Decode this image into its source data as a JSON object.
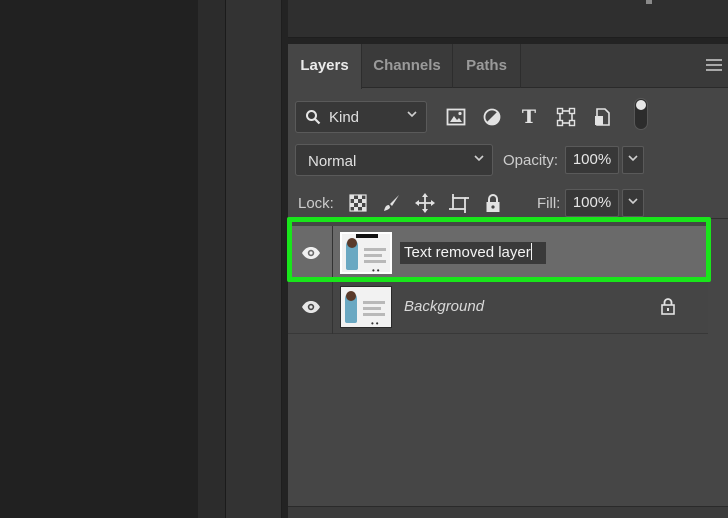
{
  "tabs": [
    {
      "label": "Layers",
      "active": true
    },
    {
      "label": "Channels",
      "active": false
    },
    {
      "label": "Paths",
      "active": false
    }
  ],
  "filter": {
    "kind_label": "Kind",
    "icons": [
      "image-filter-icon",
      "adjustment-filter-icon",
      "type-filter-icon",
      "shape-filter-icon",
      "smart-object-filter-icon"
    ]
  },
  "blend": {
    "mode": "Normal",
    "opacity_label": "Opacity:",
    "opacity_value": "100%"
  },
  "lock": {
    "label": "Lock:",
    "icons": [
      "lock-transparency-icon",
      "lock-image-pixels-icon",
      "lock-position-icon",
      "lock-artboard-icon",
      "lock-all-icon"
    ],
    "fill_label": "Fill:",
    "fill_value": "100%"
  },
  "layers": [
    {
      "name": "Text removed layer",
      "selected": true,
      "editing": true,
      "visible": true
    },
    {
      "name": "Background",
      "selected": false,
      "locked": true,
      "visible": true
    }
  ],
  "colors": {
    "highlight": "#19e51b",
    "panel": "#464646",
    "selected_row": "#6a6a6a"
  }
}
* * * * *
Check each line above for the string "object", then copy the ones that have it.

**FINISHED ANSWER:**
Decode this image into its source data as a JSON object.
      "smart-object-filter-icon"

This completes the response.